PROVIDED DATA

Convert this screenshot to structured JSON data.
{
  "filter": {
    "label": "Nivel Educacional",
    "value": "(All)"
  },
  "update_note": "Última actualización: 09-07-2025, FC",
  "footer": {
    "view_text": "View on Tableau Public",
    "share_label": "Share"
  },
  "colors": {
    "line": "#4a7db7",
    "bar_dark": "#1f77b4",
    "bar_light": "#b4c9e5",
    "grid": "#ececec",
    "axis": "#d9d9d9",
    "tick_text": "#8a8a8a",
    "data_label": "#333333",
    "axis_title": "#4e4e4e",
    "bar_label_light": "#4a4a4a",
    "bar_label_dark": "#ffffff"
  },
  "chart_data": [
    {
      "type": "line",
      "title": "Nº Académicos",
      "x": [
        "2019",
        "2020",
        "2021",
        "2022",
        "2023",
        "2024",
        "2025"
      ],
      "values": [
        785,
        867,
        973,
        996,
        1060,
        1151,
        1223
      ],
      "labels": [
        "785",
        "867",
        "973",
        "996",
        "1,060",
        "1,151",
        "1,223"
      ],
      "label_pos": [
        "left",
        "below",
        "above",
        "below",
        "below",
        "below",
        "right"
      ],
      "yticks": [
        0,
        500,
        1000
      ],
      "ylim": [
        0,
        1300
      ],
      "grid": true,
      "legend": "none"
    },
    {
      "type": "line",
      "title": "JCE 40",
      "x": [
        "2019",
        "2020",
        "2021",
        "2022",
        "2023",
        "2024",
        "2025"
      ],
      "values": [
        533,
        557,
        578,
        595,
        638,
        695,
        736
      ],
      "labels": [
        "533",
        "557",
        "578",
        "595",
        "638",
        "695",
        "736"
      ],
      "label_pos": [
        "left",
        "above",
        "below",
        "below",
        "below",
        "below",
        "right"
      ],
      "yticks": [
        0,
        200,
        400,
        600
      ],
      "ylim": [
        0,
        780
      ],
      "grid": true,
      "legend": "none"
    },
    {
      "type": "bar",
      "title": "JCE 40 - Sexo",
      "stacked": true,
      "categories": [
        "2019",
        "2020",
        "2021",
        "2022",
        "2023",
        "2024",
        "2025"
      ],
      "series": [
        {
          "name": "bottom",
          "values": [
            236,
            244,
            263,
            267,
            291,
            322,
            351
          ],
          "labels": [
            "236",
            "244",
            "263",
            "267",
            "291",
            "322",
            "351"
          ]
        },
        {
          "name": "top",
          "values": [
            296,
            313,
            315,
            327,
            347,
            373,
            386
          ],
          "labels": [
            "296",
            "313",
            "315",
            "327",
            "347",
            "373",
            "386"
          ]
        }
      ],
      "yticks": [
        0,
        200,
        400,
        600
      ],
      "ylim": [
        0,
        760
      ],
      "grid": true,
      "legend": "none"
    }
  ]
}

GIVEN EXERCISE
Go through the entries and repeat each one exactly.

WRITTEN RESPONSE
Convert this screenshot to structured JSON data.
{
  "filter": {
    "label": "Nivel Educacional",
    "value": "(All)"
  },
  "update_note": "Última actualización: 09-07-2025, FC",
  "footer": {
    "view_text": "View on Tableau Public",
    "share_label": "Share"
  },
  "colors": {
    "line": "#4a7db7",
    "bar_dark": "#1f77b4",
    "bar_light": "#b4c9e5",
    "grid": "#ececec",
    "axis": "#d9d9d9",
    "tick_text": "#8a8a8a",
    "data_label": "#333333",
    "axis_title": "#4e4e4e",
    "bar_label_light": "#4a4a4a",
    "bar_label_dark": "#ffffff"
  },
  "chart_data": [
    {
      "type": "line",
      "title": "Nº Académicos",
      "x": [
        "2019",
        "2020",
        "2021",
        "2022",
        "2023",
        "2024",
        "2025"
      ],
      "values": [
        785,
        867,
        973,
        996,
        1060,
        1151,
        1223
      ],
      "labels": [
        "785",
        "867",
        "973",
        "996",
        "1,060",
        "1,151",
        "1,223"
      ],
      "label_pos": [
        "left",
        "below",
        "above",
        "below",
        "below",
        "below",
        "right"
      ],
      "yticks": [
        0,
        500,
        1000
      ],
      "ylim": [
        0,
        1300
      ],
      "grid": true,
      "legend": "none"
    },
    {
      "type": "line",
      "title": "JCE 40",
      "x": [
        "2019",
        "2020",
        "2021",
        "2022",
        "2023",
        "2024",
        "2025"
      ],
      "values": [
        533,
        557,
        578,
        595,
        638,
        695,
        736
      ],
      "labels": [
        "533",
        "557",
        "578",
        "595",
        "638",
        "695",
        "736"
      ],
      "label_pos": [
        "left",
        "above",
        "below",
        "below",
        "below",
        "below",
        "right"
      ],
      "yticks": [
        0,
        200,
        400,
        600
      ],
      "ylim": [
        0,
        780
      ],
      "grid": true,
      "legend": "none"
    },
    {
      "type": "bar",
      "title": "JCE 40 - Sexo",
      "stacked": true,
      "categories": [
        "2019",
        "2020",
        "2021",
        "2022",
        "2023",
        "2024",
        "2025"
      ],
      "series": [
        {
          "name": "bottom",
          "values": [
            236,
            244,
            263,
            267,
            291,
            322,
            351
          ],
          "labels": [
            "236",
            "244",
            "263",
            "267",
            "291",
            "322",
            "351"
          ]
        },
        {
          "name": "top",
          "values": [
            296,
            313,
            315,
            327,
            347,
            373,
            386
          ],
          "labels": [
            "296",
            "313",
            "315",
            "327",
            "347",
            "373",
            "386"
          ]
        }
      ],
      "yticks": [
        0,
        200,
        400,
        600
      ],
      "ylim": [
        0,
        760
      ],
      "grid": true,
      "legend": "none"
    }
  ]
}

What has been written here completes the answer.